▶ **YOUR INSTRUCTIONS**
Exactly repeat all the records below, omitting the images they hold.

— Begin DATA SUPPLIED —

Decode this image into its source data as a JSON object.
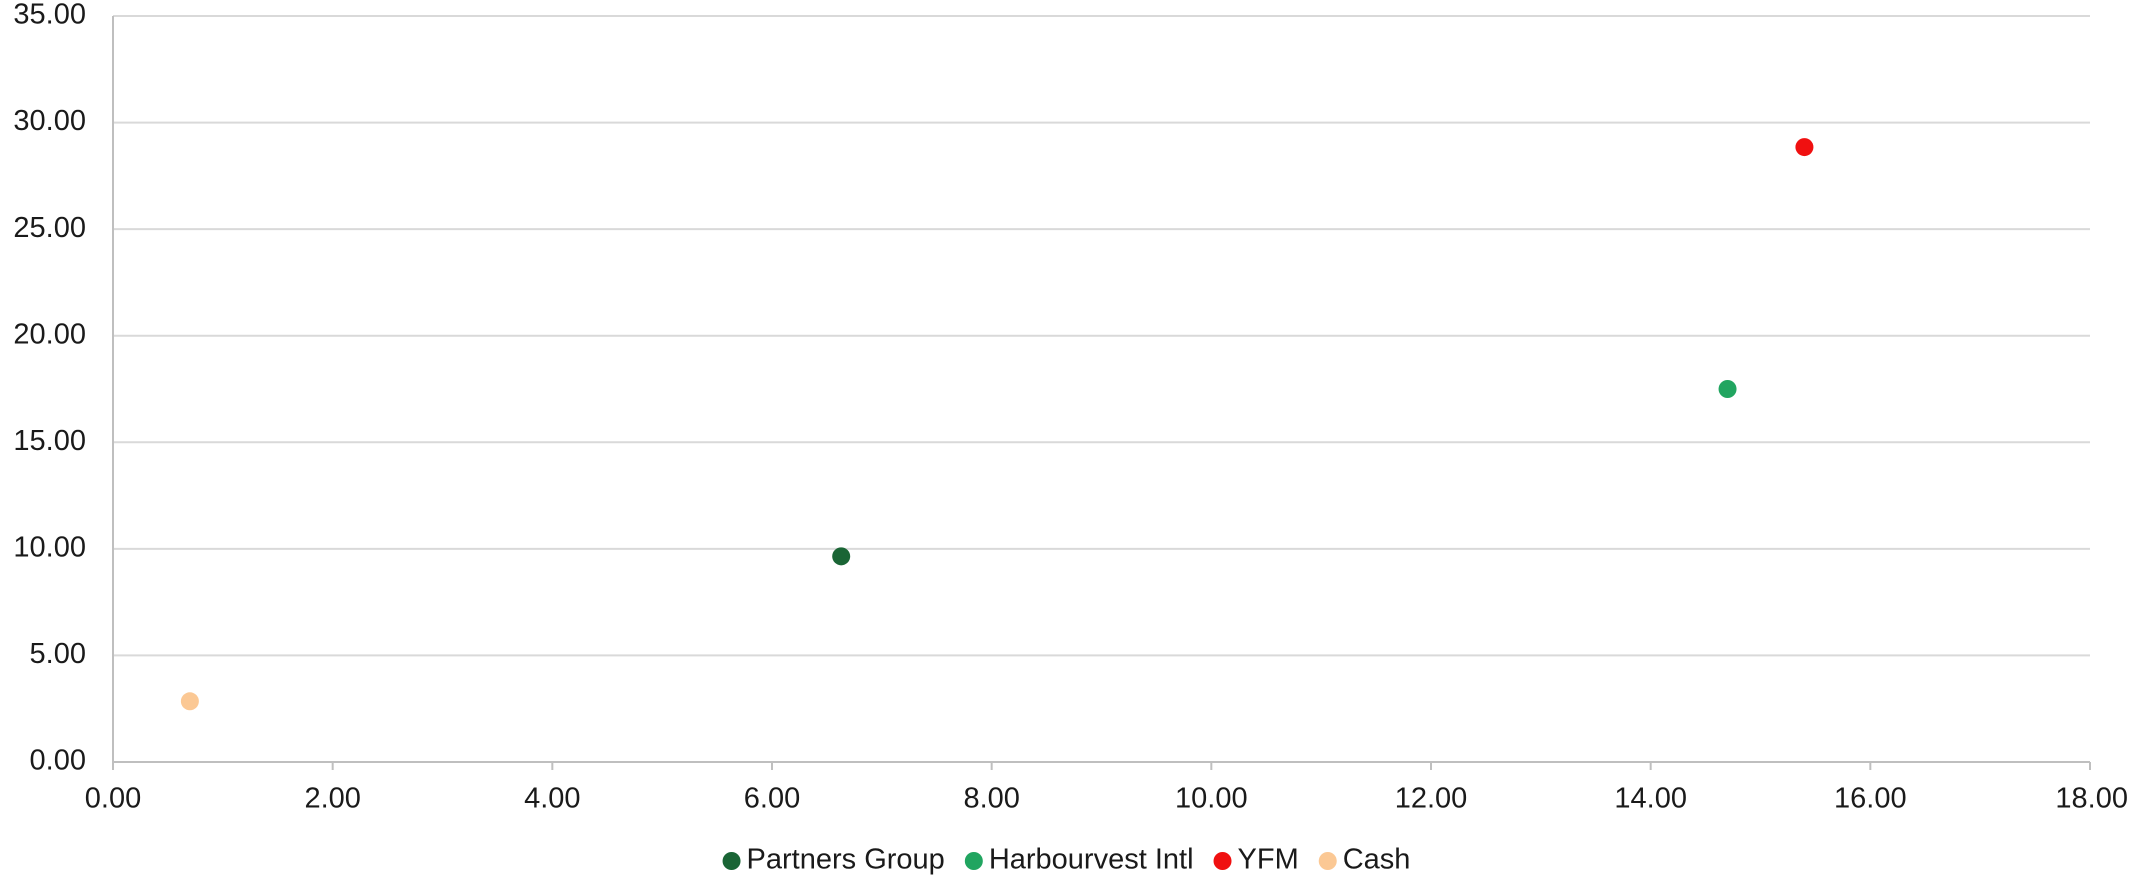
{
  "chart_data": {
    "type": "scatter",
    "title": "",
    "xlabel": "",
    "ylabel": "",
    "xlim": [
      0,
      18
    ],
    "ylim": [
      0,
      35
    ],
    "x_ticks": [
      "0.00",
      "2.00",
      "4.00",
      "6.00",
      "8.00",
      "10.00",
      "12.00",
      "14.00",
      "16.00",
      "18.00"
    ],
    "y_ticks": [
      "0.00",
      "5.00",
      "10.00",
      "15.00",
      "20.00",
      "25.00",
      "30.00",
      "35.00"
    ],
    "grid": "horizontal",
    "legend_position": "bottom",
    "series": [
      {
        "name": "Partners Group",
        "color": "#1a6535",
        "points": [
          {
            "x": 6.63,
            "y": 9.65
          }
        ]
      },
      {
        "name": "Harbourvest Intl",
        "color": "#21a560",
        "points": [
          {
            "x": 14.7,
            "y": 17.5
          }
        ]
      },
      {
        "name": "YFM",
        "color": "#f01010",
        "points": [
          {
            "x": 15.4,
            "y": 28.85
          }
        ]
      },
      {
        "name": "Cash",
        "color": "#fbc894",
        "points": [
          {
            "x": 0.7,
            "y": 2.85
          }
        ]
      }
    ]
  }
}
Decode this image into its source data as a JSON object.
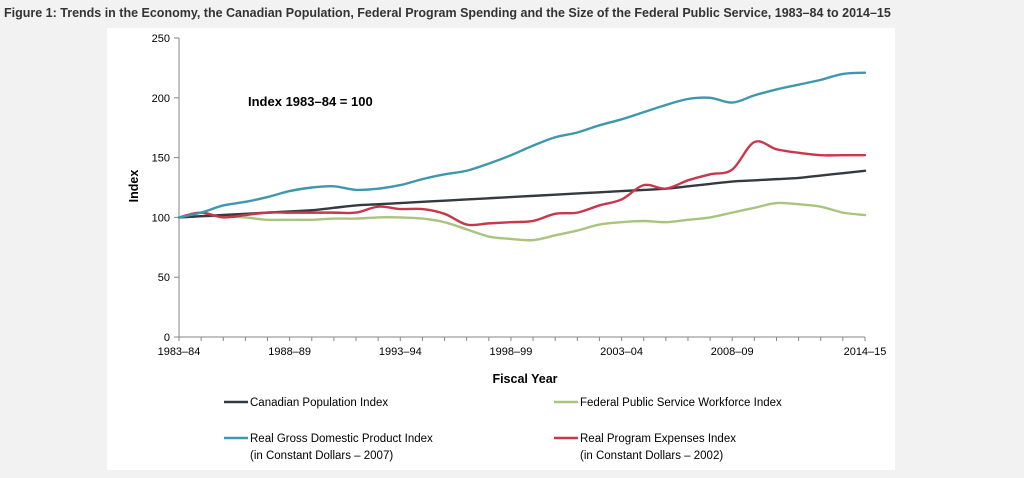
{
  "page": {
    "title": "Figure 1: Trends in the Economy, the Canadian Population, Federal Program Spending and the Size of the Federal Public Service, 1983–84 to 2014–15"
  },
  "chart_data": {
    "type": "line",
    "title": "Figure 1: Trends in the Economy, the Canadian Population, Federal Program Spending and the Size of the Federal Public Service, 1983–84 to 2014–15",
    "xlabel": "Fiscal Year",
    "ylabel": "Index",
    "ylim": [
      0,
      250
    ],
    "yticks": [
      0,
      50,
      100,
      150,
      200,
      250
    ],
    "xlim": [
      1983,
      2014
    ],
    "xtick_labels": [
      {
        "x": 1983,
        "label": "1983–84"
      },
      {
        "x": 1988,
        "label": "1988–89"
      },
      {
        "x": 1993,
        "label": "1993–94"
      },
      {
        "x": 1998,
        "label": "1998–99"
      },
      {
        "x": 2003,
        "label": "2003–04"
      },
      {
        "x": 2008,
        "label": "2008–09"
      },
      {
        "x": 2014,
        "label": "2014–15"
      }
    ],
    "annotation": "Index 1983–84 = 100",
    "legend_position": "bottom",
    "x": [
      1983,
      1984,
      1985,
      1986,
      1987,
      1988,
      1989,
      1990,
      1991,
      1992,
      1993,
      1994,
      1995,
      1996,
      1997,
      1998,
      1999,
      2000,
      2001,
      2002,
      2003,
      2004,
      2005,
      2006,
      2007,
      2008,
      2009,
      2010,
      2011,
      2012,
      2013,
      2014
    ],
    "series": [
      {
        "name": "Canadian Population Index",
        "name_line2": "",
        "color": "#333a40",
        "values": [
          100,
          101,
          102,
          103,
          104,
          105,
          106,
          108,
          110,
          111,
          112,
          113,
          114,
          115,
          116,
          117,
          118,
          119,
          120,
          121,
          122,
          123,
          124,
          126,
          128,
          130,
          131,
          132,
          133,
          135,
          137,
          139
        ]
      },
      {
        "name": "Federal Public Service Workforce Index",
        "name_line2": "",
        "color": "#a9c47f",
        "values": [
          100,
          101,
          101,
          100,
          98,
          98,
          98,
          99,
          99,
          100,
          100,
          99,
          96,
          90,
          84,
          82,
          81,
          85,
          89,
          94,
          96,
          97,
          96,
          98,
          100,
          104,
          108,
          112,
          111,
          109,
          104,
          102
        ]
      },
      {
        "name": "Real Gross Domestic Product Index",
        "name_line2": "(in Constant Dollars – 2007)",
        "color": "#3f97ad",
        "values": [
          100,
          104,
          110,
          113,
          117,
          122,
          125,
          126,
          123,
          124,
          127,
          132,
          136,
          139,
          145,
          152,
          160,
          167,
          171,
          177,
          182,
          188,
          194,
          199,
          200,
          196,
          202,
          207,
          211,
          215,
          220,
          221
        ]
      },
      {
        "name": "Real Program Expenses Index",
        "name_line2": "(in Constant Dollars – 2002)",
        "color": "#c9374c",
        "values": [
          100,
          104,
          100,
          102,
          104,
          104,
          104,
          104,
          104,
          109,
          107,
          107,
          103,
          94,
          95,
          96,
          97,
          103,
          104,
          110,
          115,
          127,
          124,
          131,
          136,
          140,
          163,
          157,
          154,
          152,
          152,
          152
        ]
      }
    ]
  }
}
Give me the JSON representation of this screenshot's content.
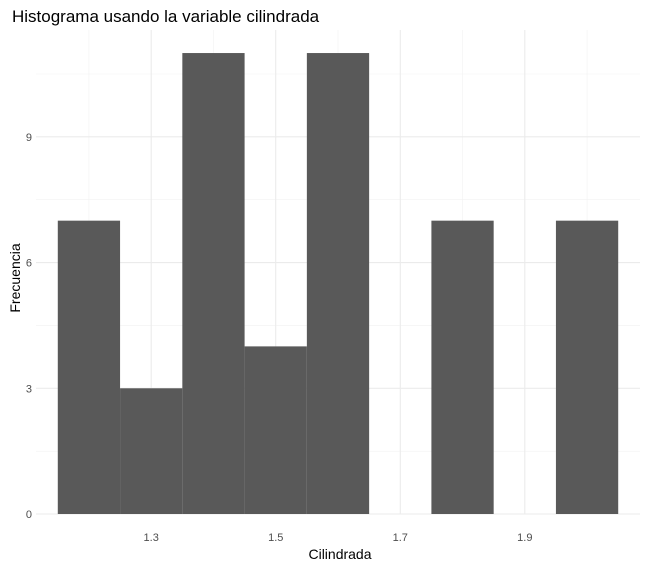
{
  "chart_data": {
    "type": "bar",
    "title": "Histograma usando la variable cilindrada",
    "xlabel": "Cilindrada",
    "ylabel": "Frecuencia",
    "bins": [
      {
        "x0": 1.15,
        "x1": 1.25,
        "count": 7
      },
      {
        "x0": 1.25,
        "x1": 1.35,
        "count": 3
      },
      {
        "x0": 1.35,
        "x1": 1.45,
        "count": 11
      },
      {
        "x0": 1.45,
        "x1": 1.55,
        "count": 4
      },
      {
        "x0": 1.55,
        "x1": 1.65,
        "count": 11
      },
      {
        "x0": 1.65,
        "x1": 1.75,
        "count": 0
      },
      {
        "x0": 1.75,
        "x1": 1.85,
        "count": 7
      },
      {
        "x0": 1.85,
        "x1": 1.95,
        "count": 0
      },
      {
        "x0": 1.95,
        "x1": 2.05,
        "count": 7
      }
    ],
    "xlim": [
      1.115,
      2.085
    ],
    "ylim": [
      0,
      11.55
    ],
    "xticks": [
      1.3,
      1.5,
      1.7,
      1.9
    ],
    "xtick_labels": [
      "1.3",
      "1.5",
      "1.7",
      "1.9"
    ],
    "xminor": [
      1.2,
      1.4,
      1.6,
      1.8,
      2.0
    ],
    "yticks": [
      0,
      3,
      6,
      9
    ],
    "ytick_labels": [
      "0",
      "3",
      "6",
      "9"
    ],
    "yminor": [
      1.5,
      4.5,
      7.5,
      10.5
    ],
    "grid": true,
    "bar_color": "#595959",
    "background": "#ffffff"
  }
}
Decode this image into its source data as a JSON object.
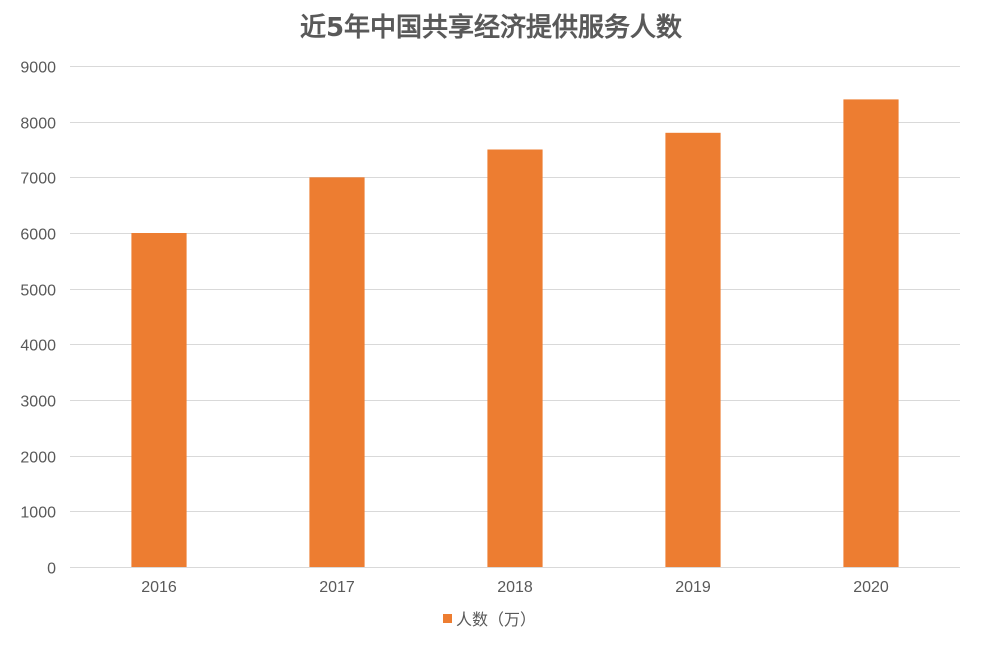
{
  "chart_data": {
    "type": "bar",
    "title": "近5年中国共享经济提供服务人数",
    "categories": [
      "2016",
      "2017",
      "2018",
      "2019",
      "2020"
    ],
    "series": [
      {
        "name": "人数（万）",
        "values": [
          6000,
          7000,
          7500,
          7800,
          8400
        ],
        "color": "#ED7D31"
      }
    ],
    "ylim": [
      0,
      9000
    ],
    "yticks": [
      "0",
      "1000",
      "2000",
      "3000",
      "4000",
      "5000",
      "6000",
      "7000",
      "8000",
      "9000"
    ],
    "grid": true,
    "legend_position": "bottom"
  }
}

— End DATA SUPPLIED —

▶ **SOLUTION FOR THIS PROBLEM**
Decode this image into its source data as a JSON object.
{
  "chart_data": {
    "type": "scatter",
    "title": "",
    "xlabel": "",
    "ylabel": "",
    "xlim": [
      0,
      18
    ],
    "ylim": [
      0,
      35
    ],
    "x_ticks": [
      "0.00",
      "2.00",
      "4.00",
      "6.00",
      "8.00",
      "10.00",
      "12.00",
      "14.00",
      "16.00",
      "18.00"
    ],
    "y_ticks": [
      "0.00",
      "5.00",
      "10.00",
      "15.00",
      "20.00",
      "25.00",
      "30.00",
      "35.00"
    ],
    "grid": "horizontal",
    "legend_position": "bottom",
    "series": [
      {
        "name": "Partners Group",
        "color": "#1a6535",
        "points": [
          {
            "x": 6.63,
            "y": 9.65
          }
        ]
      },
      {
        "name": "Harbourvest Intl",
        "color": "#21a560",
        "points": [
          {
            "x": 14.7,
            "y": 17.5
          }
        ]
      },
      {
        "name": "YFM",
        "color": "#f01010",
        "points": [
          {
            "x": 15.4,
            "y": 28.85
          }
        ]
      },
      {
        "name": "Cash",
        "color": "#fbc894",
        "points": [
          {
            "x": 0.7,
            "y": 2.85
          }
        ]
      }
    ]
  }
}
Decode this image into its source data as a JSON object.
{
  "page": {
    "title": "Figure 1: Trends in the Economy, the Canadian Population, Federal Program Spending and the Size of the Federal Public Service, 1983–84 to 2014–15"
  },
  "chart_data": {
    "type": "line",
    "title": "Figure 1: Trends in the Economy, the Canadian Population, Federal Program Spending and the Size of the Federal Public Service, 1983–84 to 2014–15",
    "xlabel": "Fiscal Year",
    "ylabel": "Index",
    "ylim": [
      0,
      250
    ],
    "yticks": [
      0,
      50,
      100,
      150,
      200,
      250
    ],
    "xlim": [
      1983,
      2014
    ],
    "xtick_labels": [
      {
        "x": 1983,
        "label": "1983–84"
      },
      {
        "x": 1988,
        "label": "1988–89"
      },
      {
        "x": 1993,
        "label": "1993–94"
      },
      {
        "x": 1998,
        "label": "1998–99"
      },
      {
        "x": 2003,
        "label": "2003–04"
      },
      {
        "x": 2008,
        "label": "2008–09"
      },
      {
        "x": 2014,
        "label": "2014–15"
      }
    ],
    "annotation": "Index 1983–84 = 100",
    "legend_position": "bottom",
    "x": [
      1983,
      1984,
      1985,
      1986,
      1987,
      1988,
      1989,
      1990,
      1991,
      1992,
      1993,
      1994,
      1995,
      1996,
      1997,
      1998,
      1999,
      2000,
      2001,
      2002,
      2003,
      2004,
      2005,
      2006,
      2007,
      2008,
      2009,
      2010,
      2011,
      2012,
      2013,
      2014
    ],
    "series": [
      {
        "name": "Canadian Population Index",
        "name_line2": "",
        "color": "#333a40",
        "values": [
          100,
          101,
          102,
          103,
          104,
          105,
          106,
          108,
          110,
          111,
          112,
          113,
          114,
          115,
          116,
          117,
          118,
          119,
          120,
          121,
          122,
          123,
          124,
          126,
          128,
          130,
          131,
          132,
          133,
          135,
          137,
          139
        ]
      },
      {
        "name": "Federal Public Service Workforce Index",
        "name_line2": "",
        "color": "#a9c47f",
        "values": [
          100,
          101,
          101,
          100,
          98,
          98,
          98,
          99,
          99,
          100,
          100,
          99,
          96,
          90,
          84,
          82,
          81,
          85,
          89,
          94,
          96,
          97,
          96,
          98,
          100,
          104,
          108,
          112,
          111,
          109,
          104,
          102
        ]
      },
      {
        "name": "Real Gross Domestic Product Index",
        "name_line2": "(in Constant Dollars – 2007)",
        "color": "#3f97ad",
        "values": [
          100,
          104,
          110,
          113,
          117,
          122,
          125,
          126,
          123,
          124,
          127,
          132,
          136,
          139,
          145,
          152,
          160,
          167,
          171,
          177,
          182,
          188,
          194,
          199,
          200,
          196,
          202,
          207,
          211,
          215,
          220,
          221
        ]
      },
      {
        "name": "Real Program Expenses Index",
        "name_line2": "(in Constant Dollars – 2002)",
        "color": "#c9374c",
        "values": [
          100,
          104,
          100,
          102,
          104,
          104,
          104,
          104,
          104,
          109,
          107,
          107,
          103,
          94,
          95,
          96,
          97,
          103,
          104,
          110,
          115,
          127,
          124,
          131,
          136,
          140,
          163,
          157,
          154,
          152,
          152,
          152
        ]
      }
    ]
  }
}
Give me the JSON representation of this screenshot's content.
{
  "chart_data": {
    "type": "bar",
    "title": "Histograma usando la variable cilindrada",
    "xlabel": "Cilindrada",
    "ylabel": "Frecuencia",
    "bins": [
      {
        "x0": 1.15,
        "x1": 1.25,
        "count": 7
      },
      {
        "x0": 1.25,
        "x1": 1.35,
        "count": 3
      },
      {
        "x0": 1.35,
        "x1": 1.45,
        "count": 11
      },
      {
        "x0": 1.45,
        "x1": 1.55,
        "count": 4
      },
      {
        "x0": 1.55,
        "x1": 1.65,
        "count": 11
      },
      {
        "x0": 1.65,
        "x1": 1.75,
        "count": 0
      },
      {
        "x0": 1.75,
        "x1": 1.85,
        "count": 7
      },
      {
        "x0": 1.85,
        "x1": 1.95,
        "count": 0
      },
      {
        "x0": 1.95,
        "x1": 2.05,
        "count": 7
      }
    ],
    "xlim": [
      1.115,
      2.085
    ],
    "ylim": [
      0,
      11.55
    ],
    "xticks": [
      1.3,
      1.5,
      1.7,
      1.9
    ],
    "xtick_labels": [
      "1.3",
      "1.5",
      "1.7",
      "1.9"
    ],
    "xminor": [
      1.2,
      1.4,
      1.6,
      1.8,
      2.0
    ],
    "yticks": [
      0,
      3,
      6,
      9
    ],
    "ytick_labels": [
      "0",
      "3",
      "6",
      "9"
    ],
    "yminor": [
      1.5,
      4.5,
      7.5,
      10.5
    ],
    "grid": true,
    "bar_color": "#595959",
    "background": "#ffffff"
  }
}
Decode this image into its source data as a JSON object.
{
  "chart_data": {
    "type": "bar",
    "title": "近5年中国共享经济提供服务人数",
    "categories": [
      "2016",
      "2017",
      "2018",
      "2019",
      "2020"
    ],
    "series": [
      {
        "name": "人数（万）",
        "values": [
          6000,
          7000,
          7500,
          7800,
          8400
        ],
        "color": "#ED7D31"
      }
    ],
    "ylim": [
      0,
      9000
    ],
    "yticks": [
      "0",
      "1000",
      "2000",
      "3000",
      "4000",
      "5000",
      "6000",
      "7000",
      "8000",
      "9000"
    ],
    "grid": true,
    "legend_position": "bottom"
  }
}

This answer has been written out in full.